__REQUIRED WORK__. Carry none of the pictures over; set down the material below exactly.

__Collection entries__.
■ ■ ■ ■ ■ ■ ■
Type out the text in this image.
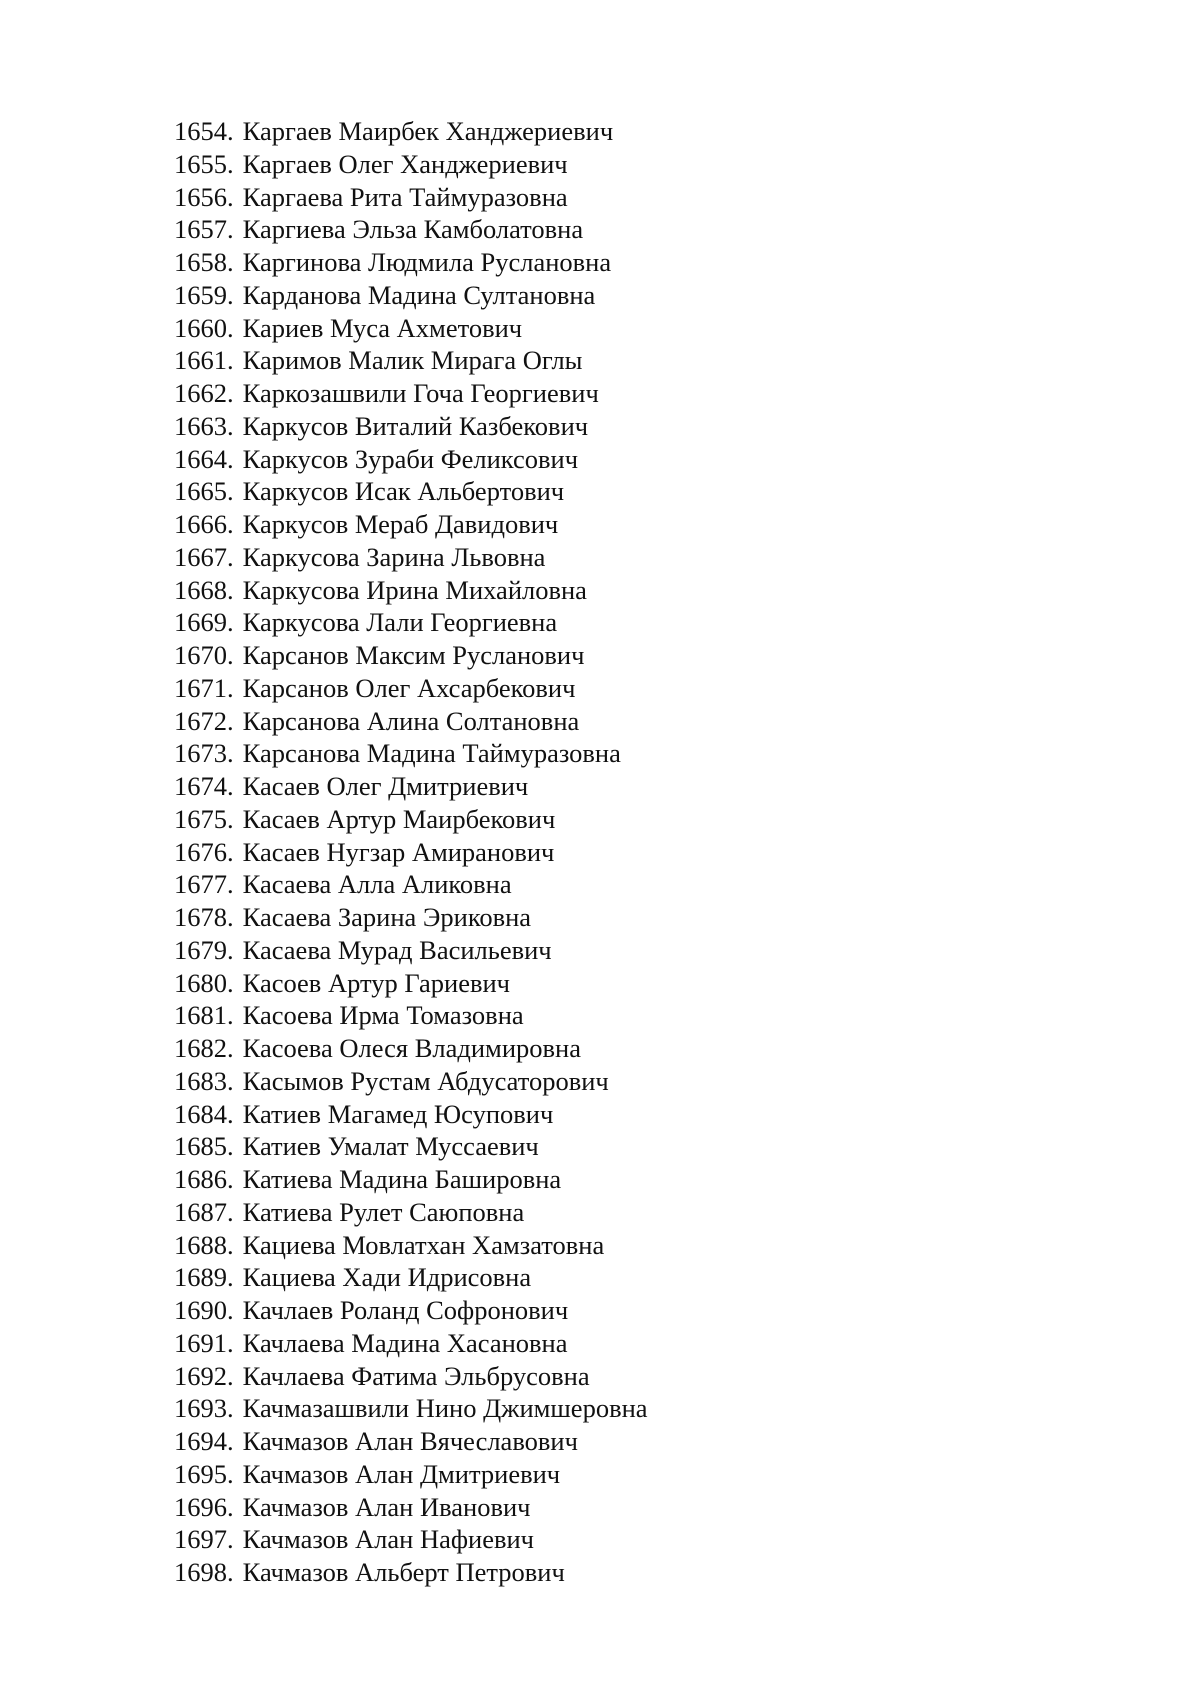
1654. Каргаев Маирбек Ханджериевич
1655. Каргаев Олег Ханджериевич
1656. Каргаева Рита Таймуразовна
1657. Каргиева Эльза Камболатовна
1658. Каргинова Людмила Руслановна
1659. Карданова Мадина Султановна
1660. Кариев Муса Ахметович
1661. Каримов Малик Мирага Оглы
1662. Каркозашвили Гоча Георгиевич
1663. Каркусов Виталий Казбекович
1664. Каркусов Зураби Феликсович
1665. Каркусов Исак Альбертович
1666. Каркусов Мераб Давидович
1667. Каркусова Зарина Львовна
1668. Каркусова Ирина Михайловна
1669. Каркусова Лали Георгиевна
1670. Карсанов Максим Русланович
1671. Карсанов Олег Ахсарбекович
1672. Карсанова Алина Солтановна
1673. Карсанова Мадина Таймуразовна
1674. Касаев Олег Дмитриевич
1675. Касаев Артур Маирбекович
1676. Касаев Нугзар Амиранович
1677. Касаева Алла Аликовна
1678. Касаева Зарина Эриковна
1679. Касаева Мурад Васильевич
1680. Касоев Артур Гариевич
1681. Касоева Ирма Томазовна
1682. Касоева Олеся Владимировна
1683. Касымов Рустам Абдусаторович
1684. Катиев Магамед Юсупович
1685. Катиев Умалат Муссаевич
1686. Катиева Мадина Башировна
1687. Катиева Рулет Саюповна
1688. Кациева Мовлатхан Хамзатовна
1689. Кациева Хади Идрисовна
1690. Качлаев Роланд Софронович
1691. Качлаева Мадина Хасановна
1692. Качлаева Фатима Эльбрусовна
1693. Качмазашвили Нино Джимшеровна
1694. Качмазов Алан Вячеславович
1695. Качмазов Алан Дмитриевич
1696. Качмазов Алан Иванович
1697. Качмазов Алан Нафиевич
1698. Качмазов Альберт Петрович
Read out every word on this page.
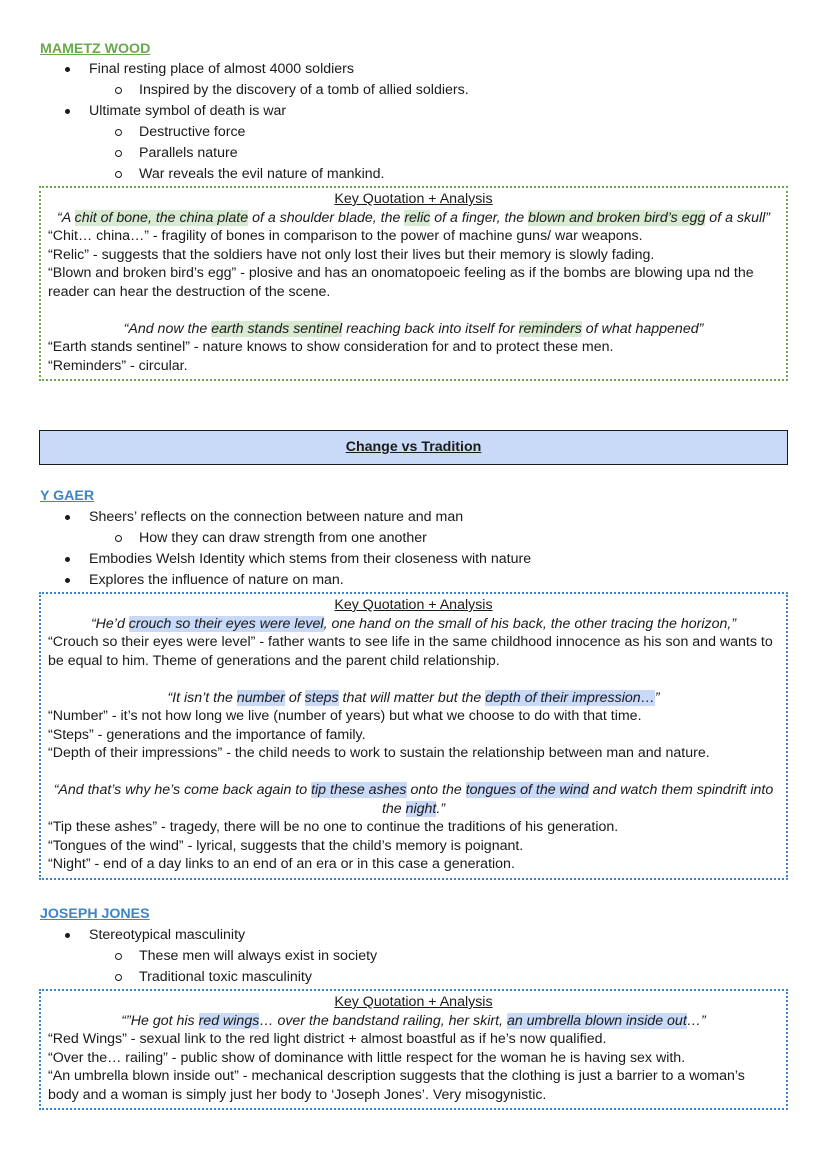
MAMETZ WOOD
Final resting place of almost 4000 soldiers
Inspired by the discovery of a tomb of allied soldiers.
Ultimate symbol of death is war
Destructive force
Parallels nature
War reveals the evil nature of mankind.
Key Quotation + Analysis
“A chit of bone, the china plate of a shoulder blade, the relic of a finger, the blown and broken bird’s egg of a skull”
“Chit… china…” - fragility of bones in comparison to the power of machine guns/ war weapons.
“Relic” - suggests that the soldiers have not only lost their lives but their memory is slowly fading.
“Blown and broken bird’s egg” - plosive and has an onomatopoeic feeling as if the bombs are blowing upa nd the reader can hear the destruction of the scene.
“And now the earth stands sentinel reaching back into itself for reminders of what happened”
“Earth stands sentinel” - nature knows to show consideration for and to protect these men.
“Reminders” - circular.
Change vs Tradition
Y GAER
Sheers’ reflects on the connection between nature and man
How they can draw strength from one another
Embodies Welsh Identity which stems from their closeness with nature
Explores the influence of nature on man.
Key Quotation + Analysis
“He’d crouch so their eyes were level, one hand on the small of his back, the other tracing the horizon,”
“Crouch so their eyes were level” - father wants to see life in the same childhood innocence as his son and wants to be equal to him. Theme of generations and the parent child relationship.
“It isn’t the number of steps that will matter but the depth of their impression…”
“Number” - it’s not how long we live (number of years) but what we choose to do with that time.
“Steps” - generations and the importance of family.
“Depth of their impressions” - the child needs to work to sustain the relationship between man and nature.
“And that’s why he’s come back again to tip these ashes onto the tongues of the wind and watch them spindrift into the night.”
“Tip these ashes” - tragedy, there will be no one to continue the traditions of his generation.
“Tongues of the wind” - lyrical, suggests that the child’s memory is poignant.
“Night” - end of a day links to an end of an era or in this case a generation.
JOSEPH JONES
Stereotypical masculinity
These men will always exist in society
Traditional toxic masculinity
Key Quotation + Analysis
“”He got his red wings… over the bandstand railing, her skirt, an umbrella blown inside out…”
“Red Wings” - sexual link to the red light district + almost boastful as if he’s now qualified.
“Over the… railing” - public show of dominance with little respect for the woman he is having sex with.
“An umbrella blown inside out” - mechanical description suggests that the clothing is just a barrier to a woman’s body and a woman is simply just her body to ‘Joseph Jones’. Very misogynistic.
■ ■ ■ ■ ■ ■ ■
__WRITTEN ANSWER__.
Type out the text in this image.
1654. Каргаев Маирбек Ханджериевич
1655. Каргаев Олег Ханджериевич
1656. Каргаева Рита Таймуразовна
1657. Каргиева Эльза Камболатовна
1658. Каргинова Людмила Руслановна
1659. Карданова Мадина Султановна
1660. Кариев Муса Ахметович
1661. Каримов Малик Мирага Оглы
1662. Каркозашвили Гоча Георгиевич
1663. Каркусов Виталий Казбекович
1664. Каркусов Зураби Феликсович
1665. Каркусов Исак Альбертович
1666. Каркусов Мераб Давидович
1667. Каркусова Зарина Львовна
1668. Каркусова Ирина Михайловна
1669. Каркусова Лали Георгиевна
1670. Карсанов Максим Русланович
1671. Карсанов Олег Ахсарбекович
1672. Карсанова Алина Солтановна
1673. Карсанова Мадина Таймуразовна
1674. Касаев Олег Дмитриевич
1675. Касаев Артур Маирбекович
1676. Касаев Нугзар Амиранович
1677. Касаева Алла Аликовна
1678. Касаева Зарина Эриковна
1679. Касаева Мурад Васильевич
1680. Касоев Артур Гариевич
1681. Касоева Ирма Томазовна
1682. Касоева Олеся Владимировна
1683. Касымов Рустам Абдусаторович
1684. Катиев Магамед Юсупович
1685. Катиев Умалат Муссаевич
1686. Катиева Мадина Башировна
1687. Катиева Рулет Саюповна
1688. Кациева Мовлатхан Хамзатовна
1689. Кациева Хади Идрисовна
1690. Качлаев Роланд Софронович
1691. Качлаева Мадина Хасановна
1692. Качлаева Фатима Эльбрусовна
1693. Качмазашвили Нино Джимшеровна
1694. Качмазов Алан Вячеславович
1695. Качмазов Алан Дмитриевич
1696. Качмазов Алан Иванович
1697. Качмазов Алан Нафиевич
1698. Качмазов Альберт Петрович
Read out every word on this page.
MAMETZ WOOD
Final resting place of almost 4000 soldiers
Inspired by the discovery of a tomb of allied soldiers.
Ultimate symbol of death is war
Destructive force
Parallels nature
War reveals the evil nature of mankind.
Key Quotation + Analysis
“A chit of bone, the china plate of a shoulder blade, the relic of a finger, the blown and broken bird’s egg of a skull”
“Chit… china…” - fragility of bones in comparison to the power of machine guns/ war weapons.
“Relic” - suggests that the soldiers have not only lost their lives but their memory is slowly fading.
“Blown and broken bird’s egg” - plosive and has an onomatopoeic feeling as if the bombs are blowing upa nd the reader can hear the destruction of the scene.
“And now the earth stands sentinel reaching back into itself for reminders of what happened”
“Earth stands sentinel” - nature knows to show consideration for and to protect these men.
“Reminders” - circular.
Change vs Tradition
Y GAER
Sheers’ reflects on the connection between nature and man
How they can draw strength from one another
Embodies Welsh Identity which stems from their closeness with nature
Explores the influence of nature on man.
Key Quotation + Analysis
“He’d crouch so their eyes were level, one hand on the small of his back, the other tracing the horizon,”
“Crouch so their eyes were level” - father wants to see life in the same childhood innocence as his son and wants to be equal to him. Theme of generations and the parent child relationship.
“It isn’t the number of steps that will matter but the depth of their impression…”
“Number” - it’s not how long we live (number of years) but what we choose to do with that time.
“Steps” - generations and the importance of family.
“Depth of their impressions” - the child needs to work to sustain the relationship between man and nature.
“And that’s why he’s come back again to tip these ashes onto the tongues of the wind and watch them spindrift into the night.”
“Tip these ashes” - tragedy, there will be no one to continue the traditions of his generation.
“Tongues of the wind” - lyrical, suggests that the child’s memory is poignant.
“Night” - end of a day links to an end of an era or in this case a generation.
JOSEPH JONES
Stereotypical masculinity
These men will always exist in society
Traditional toxic masculinity
Key Quotation + Analysis
“”He got his red wings… over the bandstand railing, her skirt, an umbrella blown inside out…”
“Red Wings” - sexual link to the red light district + almost boastful as if he’s now qualified.
“Over the… railing” - public show of dominance with little respect for the woman he is having sex with.
“An umbrella blown inside out” - mechanical description suggests that the clothing is just a barrier to a woman’s body and a woman is simply just her body to ‘Joseph Jones’. Very misogynistic.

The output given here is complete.